#### EXCERPTED PASSAGE
==*==

Automatic testing of all possible multiple regression models given a set of predictors

Abstract

Researcher choice in reporting of regression models allow for questionable research practices. Here I present a function for R that reports all possible regression models given a set of predictors and a dependent variable. I illustrate this function on two datasets of artificial data.

Introduction

In an email to L.J Zigerell I wrote:

I had a look at your new paper here: http://rap.sagepub.com/content/2/1/2053168015570996 [Zigerell, 2015]

Generally, I agree about the problem. Pre-registration or always reporting all comparisons are the obvious solutions. Personally, I will try to pre-register all my survey-type studies from now on. The second is problematic in that there are sometimes quite a lot of ways to test a given hypothesis or estimate an effect with a dataset, your paper mentions a few. In many cases, it may not be easy for the researcher to report all of them by doing the analyses manually. I see two solutions: 1) tools for making automatic comparisons of all test methods, and 2) sampling of test methods. The first is preferable if it can be done, and when it cannot, one can fall back to the second. This is not a complete fix because there may be ways to estimate an effect using a dataset that the researcher did not even think of. If the dataset is not open, there is no way for others to conduct such tests. Open data is necessary.

I have one idea for how to make an automatic comparison of all possible ways to analyze data. In your working paper, you report only two regression models (Table 1). One controlling for 3 and one for 6 variables in MR. However, given the choice of these 6 variables, there are 2^6-1 (63) ways to run the MR analysis (the 64th is the empty model, I guess which could be used to estimate the intercept but nothing else). You could have tried all of them, and reported only the ones that gave the result you wanted (in line with the argument in your paper above). I’m not saying you did this of course, but it is possible. There is researcher degree of freedom about which models to report. There is a reason for this too which is that normally people run these models manually and running all 63 models would take a while doing manually (hard coding them or point and click), and they would also take up a lot of space to report if done via the usual table format.

==*==

Dataset entries:
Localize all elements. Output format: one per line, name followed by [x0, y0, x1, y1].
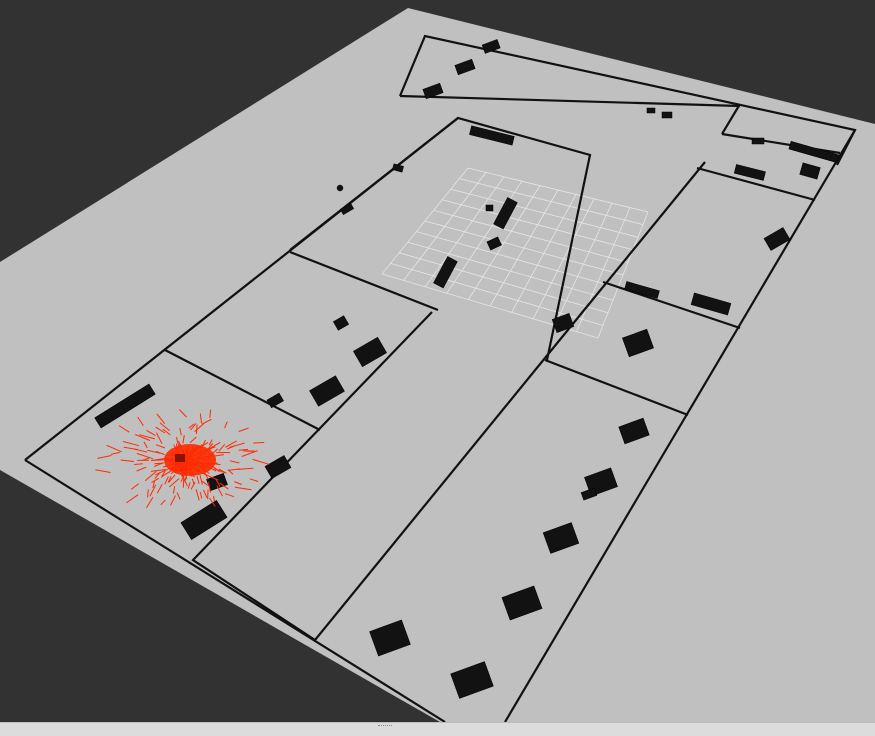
obstacle [647, 108, 655, 113]
obstacle [486, 205, 493, 211]
splitter-handle[interactable] [378, 725, 392, 728]
obstacle [337, 185, 343, 191]
obstacle [752, 138, 764, 144]
3d-map-viewport[interactable] [0, 0, 875, 722]
robot-marker [175, 454, 185, 462]
particle [196, 425, 197, 434]
particle [253, 443, 264, 444]
obstacle [662, 112, 672, 118]
particle-cloud-core [164, 444, 216, 476]
map-canvas[interactable] [0, 0, 875, 722]
particle [148, 489, 149, 497]
status-bar [0, 722, 875, 736]
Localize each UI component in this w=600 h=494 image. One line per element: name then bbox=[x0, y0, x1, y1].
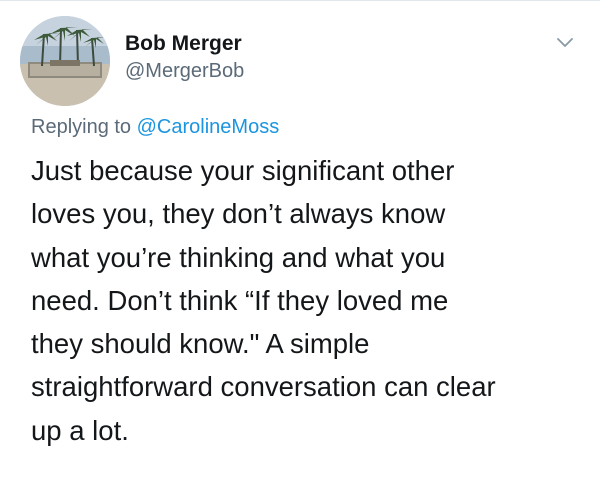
tweet-text: Just because your significant other love… bbox=[31, 149, 586, 452]
replying-to-label: Replying to bbox=[31, 116, 137, 138]
chevron-down-icon[interactable] bbox=[556, 36, 574, 50]
profile-photo-icon bbox=[20, 16, 110, 106]
tweet-text-line: up a lot. bbox=[31, 414, 129, 446]
tweet-text-line: straightforward conversation can clear bbox=[31, 371, 496, 403]
author-handle[interactable]: @MergerBob bbox=[125, 60, 244, 83]
author-display-name[interactable]: Bob Merger bbox=[125, 32, 242, 56]
reply-mention-link[interactable]: @CarolineMoss bbox=[137, 116, 280, 138]
tweet-text-line: need. Don’t think “If they loved me bbox=[31, 284, 449, 316]
replying-to-line: Replying to @CarolineMoss bbox=[31, 116, 279, 139]
divider bbox=[0, 0, 600, 1]
avatar[interactable] bbox=[20, 16, 110, 106]
tweet-card: Bob Merger @MergerBob Replying to @Carol… bbox=[0, 0, 600, 494]
tweet-text-line: they should know." A simple bbox=[31, 328, 370, 360]
tweet-text-line: Just because your significant other bbox=[31, 155, 455, 186]
tweet-text-line: loves you, they don’t always know bbox=[31, 198, 446, 230]
tweet-text-line: what you’re thinking and what you bbox=[31, 241, 446, 273]
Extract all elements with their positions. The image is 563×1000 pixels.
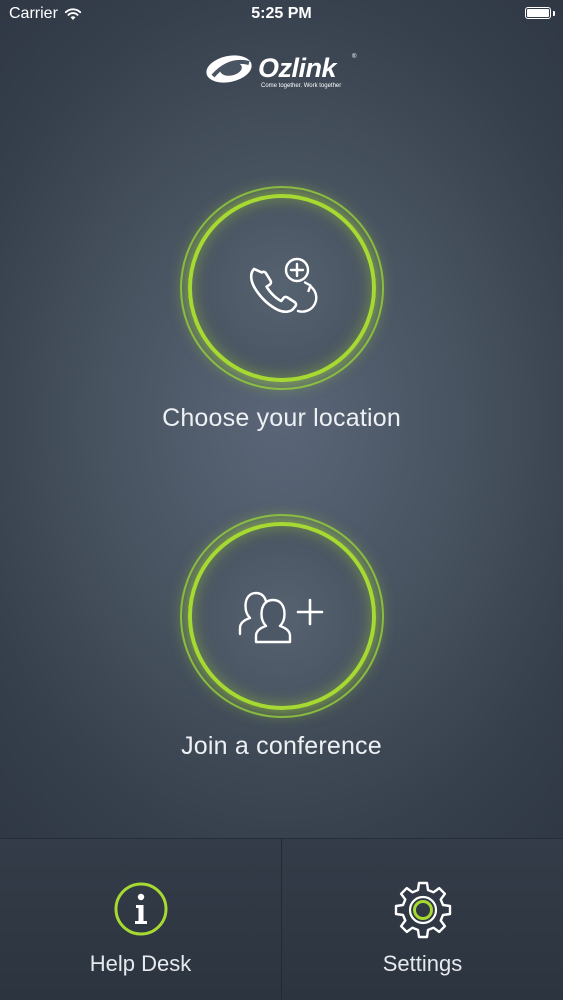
gear-icon	[394, 881, 451, 939]
battery-level	[527, 9, 549, 17]
settings-label: Settings	[382, 951, 463, 976]
ozlink-logo: Ozlink ® Come together. Work together	[203, 50, 363, 94]
battery-tip	[553, 11, 555, 16]
choose-location-button[interactable]	[179, 186, 384, 390]
help-desk-label: Help Desk	[89, 951, 192, 976]
status-time: 5:25 PM	[251, 5, 312, 22]
add-group-icon	[238, 591, 323, 644]
home-screen: Carrier 5:25 PM Ozlink ® Come together. …	[0, 0, 563, 1000]
settings-tab[interactable]: Settings	[281, 839, 563, 1000]
ozlink-logo-mark-icon	[206, 55, 252, 83]
join-conference-label: Join a conference	[181, 732, 382, 760]
info-icon	[114, 882, 167, 936]
join-conference-button[interactable]	[179, 514, 384, 718]
bottom-bar: Help Desk Settings	[0, 838, 563, 1000]
logo-name: Ozlink	[258, 53, 337, 83]
phone-add-icon	[249, 257, 317, 314]
status-bar: Carrier 5:25 PM	[0, 0, 563, 30]
choose-location-label: Choose your location	[162, 404, 401, 432]
choose-location-section: Choose your location	[0, 186, 563, 433]
ring-icon-holder	[180, 514, 384, 718]
ring-icon-holder	[180, 186, 384, 390]
help-desk-tab[interactable]: Help Desk	[0, 839, 281, 1000]
join-conference-section: Join a conference	[0, 514, 563, 761]
logo-tagline: Come together. Work together	[261, 83, 342, 89]
battery-full-icon	[525, 7, 551, 19]
logo-registered-mark: ®	[352, 54, 357, 60]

==*==

#### THE TASK
From the text on testing all possible regression models, list every approach that the quoted email explicitly calls a solution.

#### OUTPUT OF THE EXERCISE
- Pre-registration
- Always reporting all comparisons
- Tools for making automatic comparisons of all test methods
- Sampling of test methods